** begin Data extract **

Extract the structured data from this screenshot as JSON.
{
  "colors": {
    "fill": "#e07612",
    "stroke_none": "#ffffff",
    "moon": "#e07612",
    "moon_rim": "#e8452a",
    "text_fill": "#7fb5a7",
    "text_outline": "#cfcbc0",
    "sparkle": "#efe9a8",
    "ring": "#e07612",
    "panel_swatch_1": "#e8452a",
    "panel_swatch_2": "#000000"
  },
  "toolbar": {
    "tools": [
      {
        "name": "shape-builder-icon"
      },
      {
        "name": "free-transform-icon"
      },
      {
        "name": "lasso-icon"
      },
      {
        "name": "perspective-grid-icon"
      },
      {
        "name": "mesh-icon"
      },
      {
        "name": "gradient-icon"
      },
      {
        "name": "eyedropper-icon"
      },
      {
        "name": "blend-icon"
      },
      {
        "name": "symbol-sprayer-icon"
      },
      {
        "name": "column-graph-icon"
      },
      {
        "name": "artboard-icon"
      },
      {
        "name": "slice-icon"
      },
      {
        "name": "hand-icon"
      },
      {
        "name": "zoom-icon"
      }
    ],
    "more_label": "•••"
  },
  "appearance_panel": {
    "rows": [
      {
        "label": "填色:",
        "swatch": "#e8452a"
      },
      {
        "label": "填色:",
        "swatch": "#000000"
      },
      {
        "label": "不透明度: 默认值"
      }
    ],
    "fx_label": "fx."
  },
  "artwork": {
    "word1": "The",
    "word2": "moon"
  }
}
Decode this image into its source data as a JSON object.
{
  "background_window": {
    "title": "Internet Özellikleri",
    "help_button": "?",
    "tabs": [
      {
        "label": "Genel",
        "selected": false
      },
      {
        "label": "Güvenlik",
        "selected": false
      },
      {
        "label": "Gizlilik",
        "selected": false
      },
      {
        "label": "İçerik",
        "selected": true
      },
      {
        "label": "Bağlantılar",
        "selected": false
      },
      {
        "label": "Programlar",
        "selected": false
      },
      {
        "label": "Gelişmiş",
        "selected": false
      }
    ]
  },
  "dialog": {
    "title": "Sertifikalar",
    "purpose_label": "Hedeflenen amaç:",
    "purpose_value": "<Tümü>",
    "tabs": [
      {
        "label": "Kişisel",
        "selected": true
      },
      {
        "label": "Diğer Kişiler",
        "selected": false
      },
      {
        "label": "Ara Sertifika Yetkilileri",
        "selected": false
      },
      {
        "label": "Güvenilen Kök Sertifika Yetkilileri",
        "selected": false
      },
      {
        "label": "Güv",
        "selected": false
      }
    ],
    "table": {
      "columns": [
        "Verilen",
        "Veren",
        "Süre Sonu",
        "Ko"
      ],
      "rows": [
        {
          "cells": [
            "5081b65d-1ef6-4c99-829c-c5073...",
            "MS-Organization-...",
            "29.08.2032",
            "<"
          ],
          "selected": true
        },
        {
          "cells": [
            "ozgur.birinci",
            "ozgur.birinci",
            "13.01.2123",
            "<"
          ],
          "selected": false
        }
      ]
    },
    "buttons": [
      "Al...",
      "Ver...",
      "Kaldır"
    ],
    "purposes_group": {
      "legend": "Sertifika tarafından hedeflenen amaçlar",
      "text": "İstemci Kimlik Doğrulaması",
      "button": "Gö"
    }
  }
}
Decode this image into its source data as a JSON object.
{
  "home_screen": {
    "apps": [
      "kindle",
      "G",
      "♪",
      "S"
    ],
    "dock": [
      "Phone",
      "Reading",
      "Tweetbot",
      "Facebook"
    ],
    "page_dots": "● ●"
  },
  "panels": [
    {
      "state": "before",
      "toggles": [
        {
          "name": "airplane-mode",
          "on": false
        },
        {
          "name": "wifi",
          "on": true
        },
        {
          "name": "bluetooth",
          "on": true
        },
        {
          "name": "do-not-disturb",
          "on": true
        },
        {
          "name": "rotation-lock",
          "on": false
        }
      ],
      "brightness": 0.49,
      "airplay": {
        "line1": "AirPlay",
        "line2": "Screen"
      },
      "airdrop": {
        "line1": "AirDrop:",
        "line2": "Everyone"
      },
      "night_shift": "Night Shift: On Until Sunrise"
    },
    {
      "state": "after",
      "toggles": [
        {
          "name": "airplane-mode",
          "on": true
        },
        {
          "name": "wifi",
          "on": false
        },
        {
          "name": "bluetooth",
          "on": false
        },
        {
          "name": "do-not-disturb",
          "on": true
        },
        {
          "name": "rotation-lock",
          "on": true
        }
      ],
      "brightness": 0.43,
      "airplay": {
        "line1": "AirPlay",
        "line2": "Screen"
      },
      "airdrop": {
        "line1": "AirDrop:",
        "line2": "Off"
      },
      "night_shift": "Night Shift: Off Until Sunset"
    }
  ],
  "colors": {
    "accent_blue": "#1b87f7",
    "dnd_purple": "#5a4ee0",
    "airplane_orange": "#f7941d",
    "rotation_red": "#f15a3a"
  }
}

** end Data extract **

◆ Exercise details ◆
Go through the entries above and copy every line containing "Shift".

◆ The response ◆
      "night_shift": "Night Shift: On Until Sunrise"
      "night_shift": "Night Shift: Off Until Sunset"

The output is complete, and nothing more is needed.